> _Exercise aim_: Print all entries precisely as they are written.

> _Record excerpts_:

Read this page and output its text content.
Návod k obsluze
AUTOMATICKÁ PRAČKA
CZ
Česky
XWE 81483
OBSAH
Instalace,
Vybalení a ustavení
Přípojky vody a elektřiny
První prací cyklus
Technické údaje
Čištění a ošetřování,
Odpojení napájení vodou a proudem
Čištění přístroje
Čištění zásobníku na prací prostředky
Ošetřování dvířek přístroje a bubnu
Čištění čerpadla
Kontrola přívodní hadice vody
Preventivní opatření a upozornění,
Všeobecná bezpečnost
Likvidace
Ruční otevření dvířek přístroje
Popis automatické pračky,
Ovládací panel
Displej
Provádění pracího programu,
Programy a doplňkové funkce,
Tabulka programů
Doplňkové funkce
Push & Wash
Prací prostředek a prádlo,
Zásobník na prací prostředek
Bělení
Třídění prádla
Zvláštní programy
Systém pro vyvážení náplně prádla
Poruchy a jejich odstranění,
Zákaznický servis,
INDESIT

> _Response to this exercise_:
Read this page and output its text content.
Návod k obsluze
AUTOMATICKÁ PRAČKA
CZ
Česky
XWE 81483
OBSAH
Instalace,
Vybalení a ustavení
Přípojky vody a elektřiny
První prací cyklus
Technické údaje
Čištění a ošetřování,
Odpojení napájení vodou a proudem
Čištění přístroje
Čištění zásobníku na prací prostředky
Ošetřování dvířek přístroje a bubnu
Čištění čerpadla
Kontrola přívodní hadice vody
Preventivní opatření a upozornění,
Všeobecná bezpečnost
Likvidace
Ruční otevření dvířek přístroje
Popis automatické pračky,
Ovládací panel
Displej
Provádění pracího programu,
Programy a doplňkové funkce,
Tabulka programů
Doplňkové funkce
Push & Wash
Prací prostředek a prádlo,
Zásobník na prací prostředek
Bělení
Třídění prádla
Zvláštní programy
Systém pro vyvážení náplně prádla
Poruchy a jejich odstranění,
Zákaznický servis,
INDESIT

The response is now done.